====== Provided entries ======
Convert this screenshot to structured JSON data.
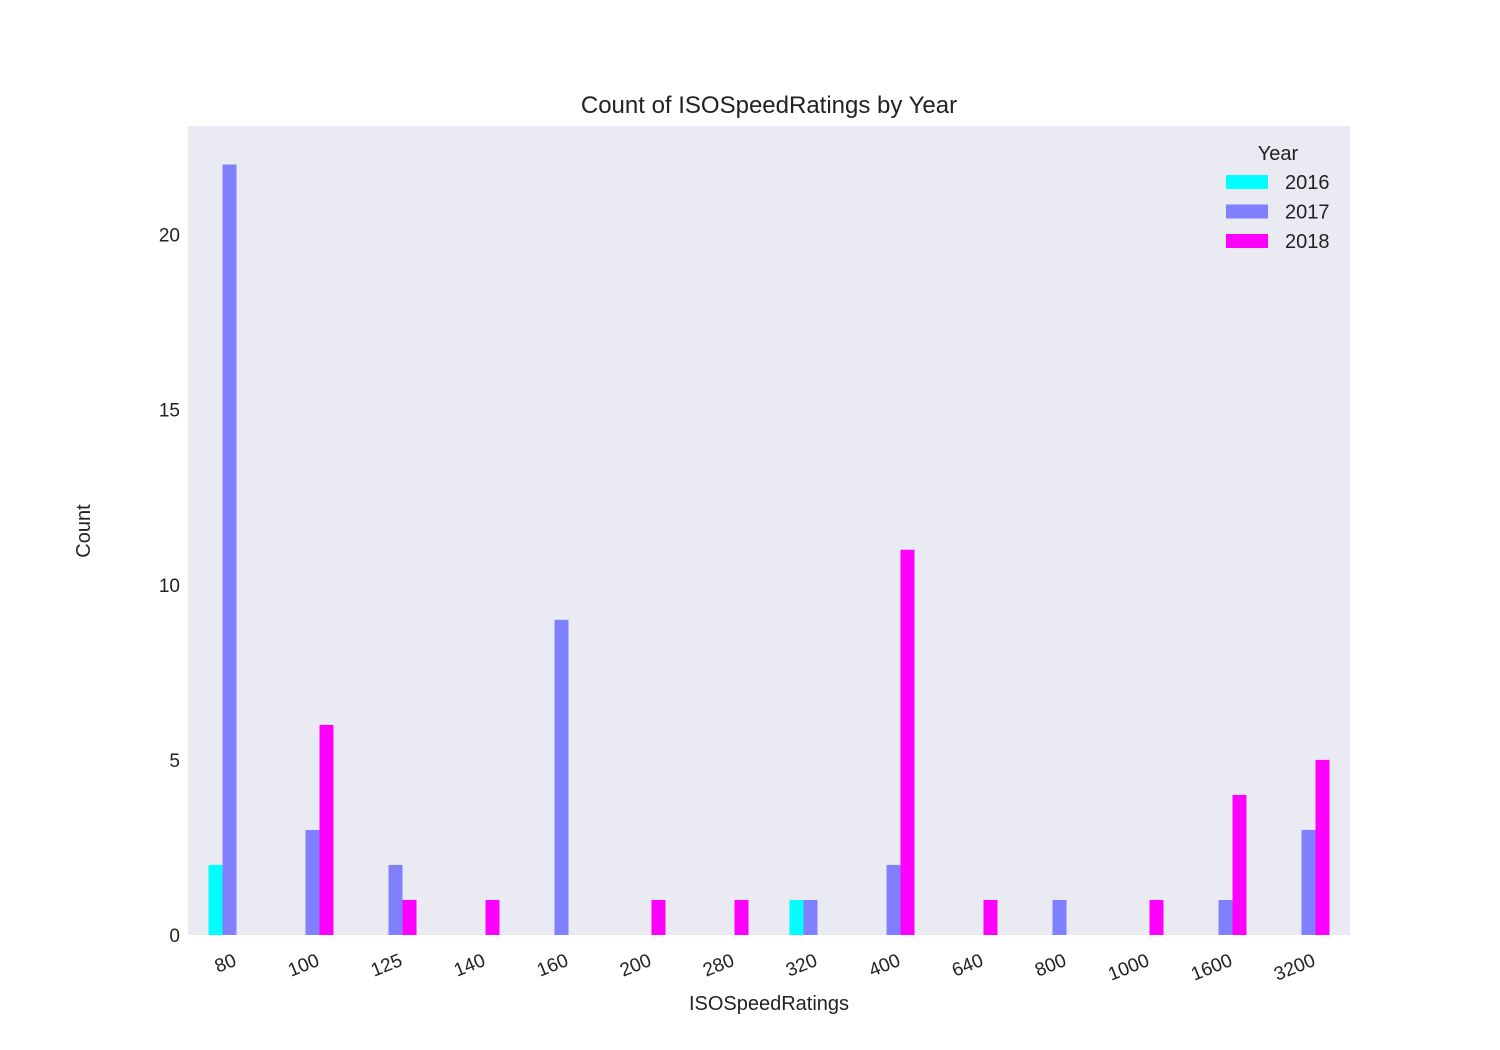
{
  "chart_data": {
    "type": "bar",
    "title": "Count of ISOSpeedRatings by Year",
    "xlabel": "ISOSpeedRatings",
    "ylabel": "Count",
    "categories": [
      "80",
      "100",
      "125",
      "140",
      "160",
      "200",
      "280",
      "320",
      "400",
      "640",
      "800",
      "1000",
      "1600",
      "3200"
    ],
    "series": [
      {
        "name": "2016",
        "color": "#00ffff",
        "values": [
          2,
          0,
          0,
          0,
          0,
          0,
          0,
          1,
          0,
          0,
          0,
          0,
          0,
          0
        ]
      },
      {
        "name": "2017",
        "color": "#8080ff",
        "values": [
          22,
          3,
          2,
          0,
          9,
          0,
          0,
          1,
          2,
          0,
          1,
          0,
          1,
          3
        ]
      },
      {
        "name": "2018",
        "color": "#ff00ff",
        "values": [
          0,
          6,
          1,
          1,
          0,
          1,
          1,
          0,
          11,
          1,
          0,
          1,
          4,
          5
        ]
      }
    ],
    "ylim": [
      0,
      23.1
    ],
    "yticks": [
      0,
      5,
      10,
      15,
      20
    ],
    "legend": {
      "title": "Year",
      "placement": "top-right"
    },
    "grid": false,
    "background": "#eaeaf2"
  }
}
======
> **Short problem**
Retype the whole listing exactly and leave the pictures out.

> **Exercise response**
Convert this screenshot to structured JSON data.
{
  "chart_data": {
    "type": "bar",
    "title": "Count of ISOSpeedRatings by Year",
    "xlabel": "ISOSpeedRatings",
    "ylabel": "Count",
    "categories": [
      "80",
      "100",
      "125",
      "140",
      "160",
      "200",
      "280",
      "320",
      "400",
      "640",
      "800",
      "1000",
      "1600",
      "3200"
    ],
    "series": [
      {
        "name": "2016",
        "color": "#00ffff",
        "values": [
          2,
          0,
          0,
          0,
          0,
          0,
          0,
          1,
          0,
          0,
          0,
          0,
          0,
          0
        ]
      },
      {
        "name": "2017",
        "color": "#8080ff",
        "values": [
          22,
          3,
          2,
          0,
          9,
          0,
          0,
          1,
          2,
          0,
          1,
          0,
          1,
          3
        ]
      },
      {
        "name": "2018",
        "color": "#ff00ff",
        "values": [
          0,
          6,
          1,
          1,
          0,
          1,
          1,
          0,
          11,
          1,
          0,
          1,
          4,
          5
        ]
      }
    ],
    "ylim": [
      0,
      23.1
    ],
    "yticks": [
      0,
      5,
      10,
      15,
      20
    ],
    "legend": {
      "title": "Year",
      "placement": "top-right"
    },
    "grid": false,
    "background": "#eaeaf2"
  }
}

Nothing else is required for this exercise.